Exercise task: Extract every record, exactly as written, and ignore the pictures.

Dataset entries:
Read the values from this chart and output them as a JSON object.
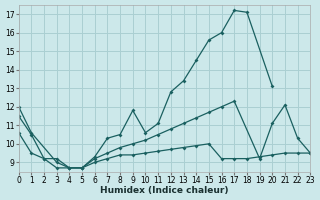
{
  "background_color": "#cce8ea",
  "grid_color": "#aacfd2",
  "line_color": "#1a6060",
  "xlabel": "Humidex (Indice chaleur)",
  "xlim": [
    0,
    23
  ],
  "ylim": [
    8.5,
    17.5
  ],
  "xticks": [
    0,
    1,
    2,
    3,
    4,
    5,
    6,
    7,
    8,
    9,
    10,
    11,
    12,
    13,
    14,
    15,
    16,
    17,
    18,
    19,
    20,
    21,
    22,
    23
  ],
  "yticks": [
    9,
    10,
    11,
    12,
    13,
    14,
    15,
    16,
    17
  ],
  "series": [
    {
      "x": [
        0,
        1,
        3,
        4,
        5,
        6,
        7,
        8,
        9,
        10,
        11,
        12,
        13,
        14,
        15,
        16,
        17,
        18,
        20
      ],
      "y": [
        12,
        10.6,
        9.0,
        8.7,
        8.7,
        9.3,
        10.3,
        10.5,
        11.8,
        10.6,
        11.1,
        12.8,
        13.4,
        14.5,
        15.6,
        16.0,
        17.2,
        17.1,
        13.1
      ]
    },
    {
      "x": [
        0,
        1,
        2,
        3,
        4,
        5,
        6,
        7,
        8,
        9,
        10,
        11,
        12,
        13,
        14,
        15,
        16,
        17,
        19,
        20,
        21,
        22,
        23
      ],
      "y": [
        11.5,
        10.5,
        9.2,
        9.2,
        8.7,
        8.7,
        9.2,
        9.5,
        9.8,
        10.0,
        10.2,
        10.5,
        10.8,
        11.1,
        11.4,
        11.7,
        12.0,
        12.3,
        9.2,
        11.1,
        12.1,
        10.3,
        9.5
      ]
    },
    {
      "x": [
        0,
        1,
        2,
        3,
        4,
        5,
        6,
        7,
        8,
        9,
        10,
        11,
        12,
        13,
        14,
        15,
        16,
        17,
        18,
        19,
        20,
        21,
        22,
        23
      ],
      "y": [
        10.6,
        9.5,
        9.2,
        8.7,
        8.7,
        8.7,
        9.0,
        9.2,
        9.4,
        9.4,
        9.5,
        9.6,
        9.7,
        9.8,
        9.9,
        10.0,
        9.2,
        9.2,
        9.2,
        9.3,
        9.4,
        9.5,
        9.5,
        9.5
      ]
    }
  ]
}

The result:
Read the values from this chart and output them as a JSON object.
{
  "background_color": "#cce8ea",
  "grid_color": "#aacfd2",
  "line_color": "#1a6060",
  "xlabel": "Humidex (Indice chaleur)",
  "xlim": [
    0,
    23
  ],
  "ylim": [
    8.5,
    17.5
  ],
  "xticks": [
    0,
    1,
    2,
    3,
    4,
    5,
    6,
    7,
    8,
    9,
    10,
    11,
    12,
    13,
    14,
    15,
    16,
    17,
    18,
    19,
    20,
    21,
    22,
    23
  ],
  "yticks": [
    9,
    10,
    11,
    12,
    13,
    14,
    15,
    16,
    17
  ],
  "series": [
    {
      "x": [
        0,
        1,
        3,
        4,
        5,
        6,
        7,
        8,
        9,
        10,
        11,
        12,
        13,
        14,
        15,
        16,
        17,
        18,
        20
      ],
      "y": [
        12,
        10.6,
        9.0,
        8.7,
        8.7,
        9.3,
        10.3,
        10.5,
        11.8,
        10.6,
        11.1,
        12.8,
        13.4,
        14.5,
        15.6,
        16.0,
        17.2,
        17.1,
        13.1
      ]
    },
    {
      "x": [
        0,
        1,
        2,
        3,
        4,
        5,
        6,
        7,
        8,
        9,
        10,
        11,
        12,
        13,
        14,
        15,
        16,
        17,
        19,
        20,
        21,
        22,
        23
      ],
      "y": [
        11.5,
        10.5,
        9.2,
        9.2,
        8.7,
        8.7,
        9.2,
        9.5,
        9.8,
        10.0,
        10.2,
        10.5,
        10.8,
        11.1,
        11.4,
        11.7,
        12.0,
        12.3,
        9.2,
        11.1,
        12.1,
        10.3,
        9.5
      ]
    },
    {
      "x": [
        0,
        1,
        2,
        3,
        4,
        5,
        6,
        7,
        8,
        9,
        10,
        11,
        12,
        13,
        14,
        15,
        16,
        17,
        18,
        19,
        20,
        21,
        22,
        23
      ],
      "y": [
        10.6,
        9.5,
        9.2,
        8.7,
        8.7,
        8.7,
        9.0,
        9.2,
        9.4,
        9.4,
        9.5,
        9.6,
        9.7,
        9.8,
        9.9,
        10.0,
        9.2,
        9.2,
        9.2,
        9.3,
        9.4,
        9.5,
        9.5,
        9.5
      ]
    }
  ]
}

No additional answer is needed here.